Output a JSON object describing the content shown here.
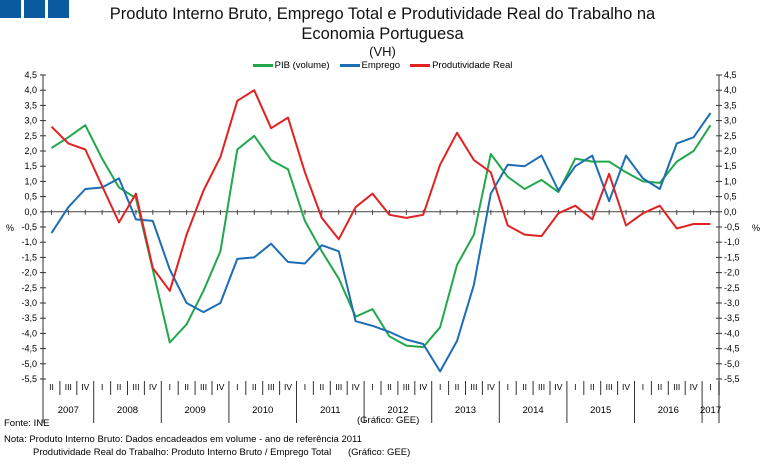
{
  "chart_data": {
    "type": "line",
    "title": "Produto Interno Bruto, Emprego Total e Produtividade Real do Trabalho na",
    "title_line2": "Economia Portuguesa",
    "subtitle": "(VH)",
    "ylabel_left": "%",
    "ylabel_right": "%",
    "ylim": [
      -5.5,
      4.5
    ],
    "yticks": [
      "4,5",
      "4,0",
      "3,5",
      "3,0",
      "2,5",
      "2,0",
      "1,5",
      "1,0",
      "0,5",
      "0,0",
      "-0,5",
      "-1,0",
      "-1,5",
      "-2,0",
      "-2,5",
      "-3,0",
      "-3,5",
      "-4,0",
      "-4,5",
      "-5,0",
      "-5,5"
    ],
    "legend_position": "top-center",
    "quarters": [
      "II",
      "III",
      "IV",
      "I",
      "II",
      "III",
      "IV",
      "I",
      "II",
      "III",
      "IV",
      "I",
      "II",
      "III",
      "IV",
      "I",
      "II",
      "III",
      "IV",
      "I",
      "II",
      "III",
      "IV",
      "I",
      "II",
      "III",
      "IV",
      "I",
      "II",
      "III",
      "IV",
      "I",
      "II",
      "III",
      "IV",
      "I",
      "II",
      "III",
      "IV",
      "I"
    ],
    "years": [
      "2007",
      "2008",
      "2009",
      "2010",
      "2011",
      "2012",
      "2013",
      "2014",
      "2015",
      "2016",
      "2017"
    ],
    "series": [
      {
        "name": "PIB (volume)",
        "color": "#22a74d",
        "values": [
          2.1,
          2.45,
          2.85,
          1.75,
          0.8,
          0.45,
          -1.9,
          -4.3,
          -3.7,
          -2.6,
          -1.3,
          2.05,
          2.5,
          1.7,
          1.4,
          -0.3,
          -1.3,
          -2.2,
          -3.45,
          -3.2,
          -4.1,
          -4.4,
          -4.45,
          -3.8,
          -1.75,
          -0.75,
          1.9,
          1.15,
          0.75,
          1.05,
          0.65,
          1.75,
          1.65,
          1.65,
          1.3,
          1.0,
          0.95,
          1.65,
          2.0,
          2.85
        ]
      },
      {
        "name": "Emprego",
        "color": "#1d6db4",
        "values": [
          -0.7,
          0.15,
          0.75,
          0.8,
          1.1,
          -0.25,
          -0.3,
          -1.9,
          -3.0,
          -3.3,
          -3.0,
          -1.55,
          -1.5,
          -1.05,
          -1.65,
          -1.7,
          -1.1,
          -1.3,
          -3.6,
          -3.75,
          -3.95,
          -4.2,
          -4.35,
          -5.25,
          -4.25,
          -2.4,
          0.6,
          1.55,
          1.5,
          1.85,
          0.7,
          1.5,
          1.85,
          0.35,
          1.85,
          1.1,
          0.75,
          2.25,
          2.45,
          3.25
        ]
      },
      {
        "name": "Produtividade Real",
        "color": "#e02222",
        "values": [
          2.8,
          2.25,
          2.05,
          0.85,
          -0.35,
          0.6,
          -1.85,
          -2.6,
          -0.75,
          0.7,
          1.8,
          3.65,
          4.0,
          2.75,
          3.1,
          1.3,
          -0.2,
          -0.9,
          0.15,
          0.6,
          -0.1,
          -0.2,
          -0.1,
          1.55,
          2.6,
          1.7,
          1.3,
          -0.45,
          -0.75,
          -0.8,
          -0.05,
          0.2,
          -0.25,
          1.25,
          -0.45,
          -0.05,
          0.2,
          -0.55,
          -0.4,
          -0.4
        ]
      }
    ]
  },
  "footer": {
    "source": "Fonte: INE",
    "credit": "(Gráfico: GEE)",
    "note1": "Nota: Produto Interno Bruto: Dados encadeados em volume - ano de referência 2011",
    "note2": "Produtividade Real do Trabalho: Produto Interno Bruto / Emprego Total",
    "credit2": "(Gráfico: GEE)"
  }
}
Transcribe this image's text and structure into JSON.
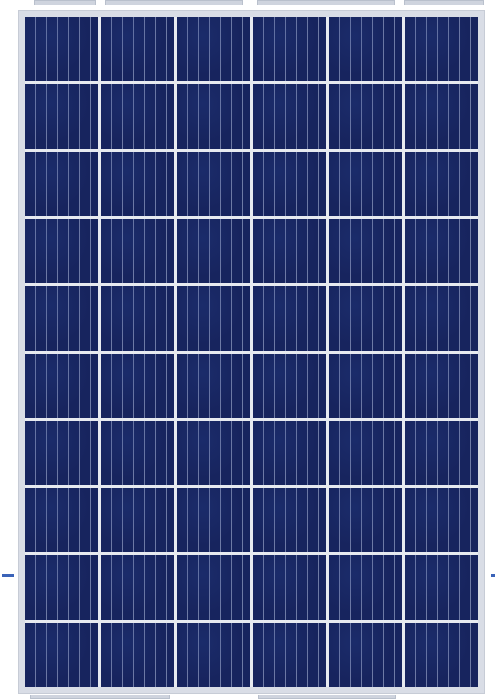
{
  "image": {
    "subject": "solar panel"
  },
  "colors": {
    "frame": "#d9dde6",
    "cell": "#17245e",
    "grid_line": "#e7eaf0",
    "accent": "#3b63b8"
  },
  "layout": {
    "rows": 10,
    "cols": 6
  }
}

• Exercise prompt: Pictures are to be left out; repeat all the remaining data exactly.

• The reply:
Output a JSON object describing the content shown here.
{
  "chart_data": {
    "type": "line",
    "title": "Produto Interno Bruto, Emprego Total e Produtividade Real do Trabalho na",
    "title_line2": "Economia Portuguesa",
    "subtitle": "(VH)",
    "ylabel_left": "%",
    "ylabel_right": "%",
    "ylim": [
      -5.5,
      4.5
    ],
    "yticks": [
      "4,5",
      "4,0",
      "3,5",
      "3,0",
      "2,5",
      "2,0",
      "1,5",
      "1,0",
      "0,5",
      "0,0",
      "-0,5",
      "-1,0",
      "-1,5",
      "-2,0",
      "-2,5",
      "-3,0",
      "-3,5",
      "-4,0",
      "-4,5",
      "-5,0",
      "-5,5"
    ],
    "legend_position": "top-center",
    "quarters": [
      "II",
      "III",
      "IV",
      "I",
      "II",
      "III",
      "IV",
      "I",
      "II",
      "III",
      "IV",
      "I",
      "II",
      "III",
      "IV",
      "I",
      "II",
      "III",
      "IV",
      "I",
      "II",
      "III",
      "IV",
      "I",
      "II",
      "III",
      "IV",
      "I",
      "II",
      "III",
      "IV",
      "I",
      "II",
      "III",
      "IV",
      "I",
      "II",
      "III",
      "IV",
      "I"
    ],
    "years": [
      "2007",
      "2008",
      "2009",
      "2010",
      "2011",
      "2012",
      "2013",
      "2014",
      "2015",
      "2016",
      "2017"
    ],
    "series": [
      {
        "name": "PIB (volume)",
        "color": "#22a74d",
        "values": [
          2.1,
          2.45,
          2.85,
          1.75,
          0.8,
          0.45,
          -1.9,
          -4.3,
          -3.7,
          -2.6,
          -1.3,
          2.05,
          2.5,
          1.7,
          1.4,
          -0.3,
          -1.3,
          -2.2,
          -3.45,
          -3.2,
          -4.1,
          -4.4,
          -4.45,
          -3.8,
          -1.75,
          -0.75,
          1.9,
          1.15,
          0.75,
          1.05,
          0.65,
          1.75,
          1.65,
          1.65,
          1.3,
          1.0,
          0.95,
          1.65,
          2.0,
          2.85
        ]
      },
      {
        "name": "Emprego",
        "color": "#1d6db4",
        "values": [
          -0.7,
          0.15,
          0.75,
          0.8,
          1.1,
          -0.25,
          -0.3,
          -1.9,
          -3.0,
          -3.3,
          -3.0,
          -1.55,
          -1.5,
          -1.05,
          -1.65,
          -1.7,
          -1.1,
          -1.3,
          -3.6,
          -3.75,
          -3.95,
          -4.2,
          -4.35,
          -5.25,
          -4.25,
          -2.4,
          0.6,
          1.55,
          1.5,
          1.85,
          0.7,
          1.5,
          1.85,
          0.35,
          1.85,
          1.1,
          0.75,
          2.25,
          2.45,
          3.25
        ]
      },
      {
        "name": "Produtividade Real",
        "color": "#e02222",
        "values": [
          2.8,
          2.25,
          2.05,
          0.85,
          -0.35,
          0.6,
          -1.85,
          -2.6,
          -0.75,
          0.7,
          1.8,
          3.65,
          4.0,
          2.75,
          3.1,
          1.3,
          -0.2,
          -0.9,
          0.15,
          0.6,
          -0.1,
          -0.2,
          -0.1,
          1.55,
          2.6,
          1.7,
          1.3,
          -0.45,
          -0.75,
          -0.8,
          -0.05,
          0.2,
          -0.25,
          1.25,
          -0.45,
          -0.05,
          0.2,
          -0.55,
          -0.4,
          -0.4
        ]
      }
    ]
  },
  "footer": {
    "source": "Fonte: INE",
    "credit": "(Gráfico: GEE)",
    "note1": "Nota: Produto Interno Bruto: Dados encadeados em volume - ano de referência 2011",
    "note2": "Produtividade Real do Trabalho: Produto Interno Bruto / Emprego Total",
    "credit2": "(Gráfico: GEE)"
  }
}
Transcribe this image's text and structure into JSON.
{
  "image": {
    "subject": "solar panel"
  },
  "colors": {
    "frame": "#d9dde6",
    "cell": "#17245e",
    "grid_line": "#e7eaf0",
    "accent": "#3b63b8"
  },
  "layout": {
    "rows": 10,
    "cols": 6
  }
}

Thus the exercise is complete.